• **Written request**
Each line containing the word "työskentelytavat" must be reported.

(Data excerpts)

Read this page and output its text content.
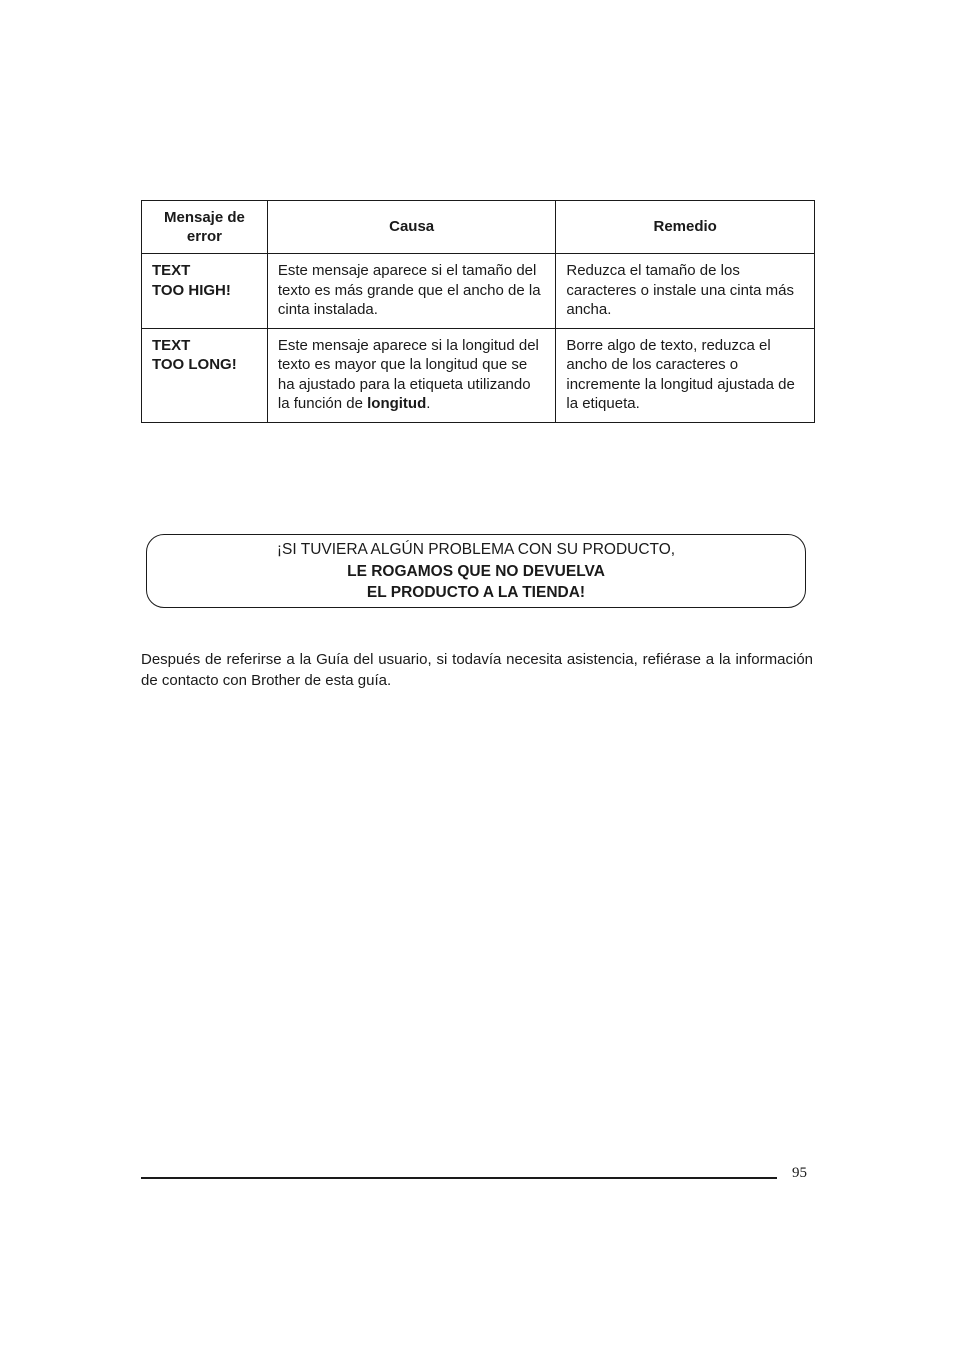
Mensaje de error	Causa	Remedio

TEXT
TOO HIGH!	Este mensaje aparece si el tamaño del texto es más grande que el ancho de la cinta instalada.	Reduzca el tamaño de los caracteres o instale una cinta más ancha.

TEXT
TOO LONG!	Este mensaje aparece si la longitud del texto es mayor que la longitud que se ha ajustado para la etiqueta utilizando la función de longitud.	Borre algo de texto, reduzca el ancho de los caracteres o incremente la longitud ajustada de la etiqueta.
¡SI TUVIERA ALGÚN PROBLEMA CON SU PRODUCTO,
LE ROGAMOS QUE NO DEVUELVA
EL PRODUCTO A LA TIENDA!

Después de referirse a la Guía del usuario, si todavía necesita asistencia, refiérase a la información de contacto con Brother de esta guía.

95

---

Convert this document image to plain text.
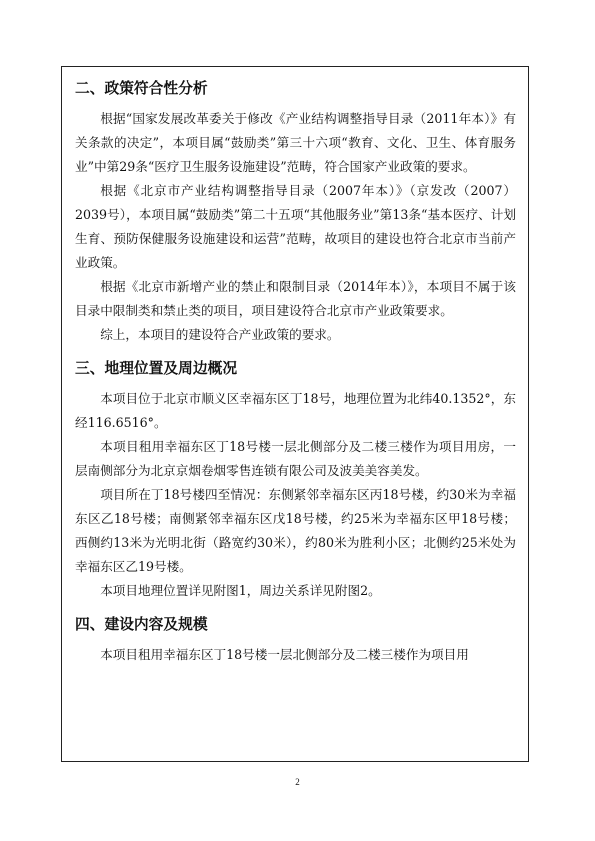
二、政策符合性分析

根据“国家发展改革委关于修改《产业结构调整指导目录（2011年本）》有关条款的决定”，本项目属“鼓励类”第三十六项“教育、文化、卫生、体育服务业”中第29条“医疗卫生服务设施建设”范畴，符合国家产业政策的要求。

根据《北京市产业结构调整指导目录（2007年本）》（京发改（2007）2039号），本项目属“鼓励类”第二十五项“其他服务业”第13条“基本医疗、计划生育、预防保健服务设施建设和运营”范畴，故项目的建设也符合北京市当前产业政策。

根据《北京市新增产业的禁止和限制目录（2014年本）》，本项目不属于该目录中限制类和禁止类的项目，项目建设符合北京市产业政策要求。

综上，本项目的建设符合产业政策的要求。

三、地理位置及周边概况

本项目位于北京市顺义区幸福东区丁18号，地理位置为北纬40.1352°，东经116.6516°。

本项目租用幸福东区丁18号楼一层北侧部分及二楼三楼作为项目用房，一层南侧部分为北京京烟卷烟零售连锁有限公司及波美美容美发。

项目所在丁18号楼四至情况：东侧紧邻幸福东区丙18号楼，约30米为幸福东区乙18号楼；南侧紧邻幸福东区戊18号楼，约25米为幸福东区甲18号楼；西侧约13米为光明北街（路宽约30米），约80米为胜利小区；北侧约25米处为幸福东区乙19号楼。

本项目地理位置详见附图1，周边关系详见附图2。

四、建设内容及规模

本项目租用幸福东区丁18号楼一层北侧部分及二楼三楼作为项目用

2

--

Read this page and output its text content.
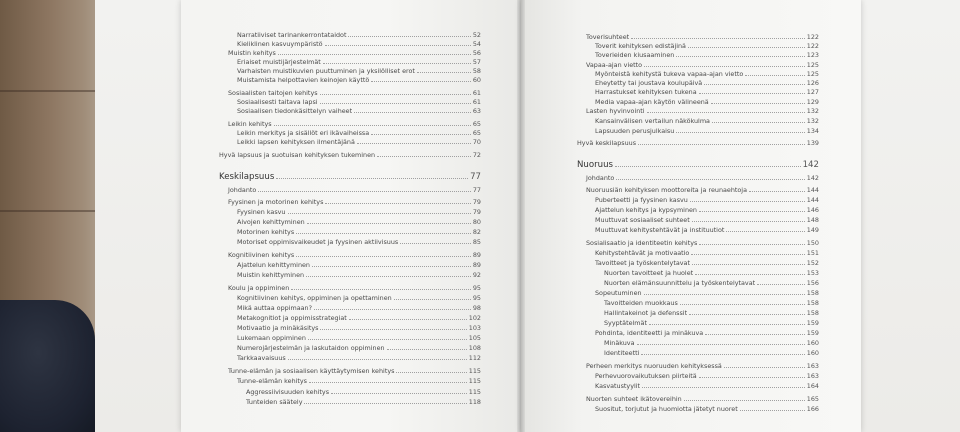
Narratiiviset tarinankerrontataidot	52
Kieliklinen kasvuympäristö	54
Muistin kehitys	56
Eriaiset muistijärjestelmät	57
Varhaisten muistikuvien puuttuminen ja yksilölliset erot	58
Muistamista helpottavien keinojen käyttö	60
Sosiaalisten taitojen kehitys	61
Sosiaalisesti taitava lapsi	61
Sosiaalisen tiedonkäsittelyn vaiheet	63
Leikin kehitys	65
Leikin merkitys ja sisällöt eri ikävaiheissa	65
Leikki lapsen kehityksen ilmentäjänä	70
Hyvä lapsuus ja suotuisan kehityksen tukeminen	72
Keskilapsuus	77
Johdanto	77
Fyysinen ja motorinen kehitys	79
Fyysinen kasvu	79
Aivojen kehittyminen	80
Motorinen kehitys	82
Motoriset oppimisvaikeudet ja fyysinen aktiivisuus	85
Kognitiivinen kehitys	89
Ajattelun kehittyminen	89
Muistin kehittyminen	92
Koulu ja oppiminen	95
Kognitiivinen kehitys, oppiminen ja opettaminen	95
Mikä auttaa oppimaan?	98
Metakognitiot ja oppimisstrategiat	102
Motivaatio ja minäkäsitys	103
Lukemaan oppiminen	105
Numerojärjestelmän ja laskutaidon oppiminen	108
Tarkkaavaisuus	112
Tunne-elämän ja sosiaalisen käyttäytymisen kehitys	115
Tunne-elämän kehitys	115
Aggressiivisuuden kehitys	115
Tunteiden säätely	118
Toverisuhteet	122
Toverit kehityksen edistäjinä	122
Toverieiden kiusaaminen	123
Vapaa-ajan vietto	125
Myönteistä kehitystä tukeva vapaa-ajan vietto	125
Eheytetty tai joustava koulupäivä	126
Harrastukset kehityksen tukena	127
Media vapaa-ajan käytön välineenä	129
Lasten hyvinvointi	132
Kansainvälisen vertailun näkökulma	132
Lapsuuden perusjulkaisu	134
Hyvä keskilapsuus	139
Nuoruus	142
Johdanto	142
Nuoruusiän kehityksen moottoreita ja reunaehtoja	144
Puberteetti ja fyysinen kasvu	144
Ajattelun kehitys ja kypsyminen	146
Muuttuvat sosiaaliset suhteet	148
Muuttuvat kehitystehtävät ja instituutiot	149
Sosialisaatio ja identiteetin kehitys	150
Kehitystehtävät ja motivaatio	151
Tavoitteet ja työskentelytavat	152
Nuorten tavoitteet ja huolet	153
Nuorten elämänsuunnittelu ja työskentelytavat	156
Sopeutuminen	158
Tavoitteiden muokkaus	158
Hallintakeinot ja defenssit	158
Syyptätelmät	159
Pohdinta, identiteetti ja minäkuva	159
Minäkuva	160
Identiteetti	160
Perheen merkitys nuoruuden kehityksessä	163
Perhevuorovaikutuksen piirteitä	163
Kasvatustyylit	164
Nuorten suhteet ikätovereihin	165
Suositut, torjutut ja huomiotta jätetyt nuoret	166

• **Solution**
Tavoitteet ja työskentelytavat	152
Nuorten elämänsuunnittelu ja työskentelytavat	156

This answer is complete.